• _REQUIREMENT_:
Repeat the whole listing exactly as written.

+---+

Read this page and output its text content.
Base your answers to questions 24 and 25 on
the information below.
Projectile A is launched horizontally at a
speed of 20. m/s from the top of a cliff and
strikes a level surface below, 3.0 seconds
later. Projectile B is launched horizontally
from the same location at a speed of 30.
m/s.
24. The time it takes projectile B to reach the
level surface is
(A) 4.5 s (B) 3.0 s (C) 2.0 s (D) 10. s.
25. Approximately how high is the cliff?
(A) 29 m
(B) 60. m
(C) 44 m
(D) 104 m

+---+

• _OUTPUT OF THE EXERCISE_:
Read this page and output its text content.
Base your answers to questions 24 and 25 on
the information below.
Projectile A is launched horizontally at a
speed of 20. m/s from the top of a cliff and
strikes a level surface below, 3.0 seconds
later. Projectile B is launched horizontally
from the same location at a speed of 30.
m/s.
24. The time it takes projectile B to reach the
level surface is
(A) 4.5 s (B) 3.0 s (C) 2.0 s (D) 10. s.
25. Approximately how high is the cliff?
(A) 29 m
(B) 60. m
(C) 44 m
(D) 104 m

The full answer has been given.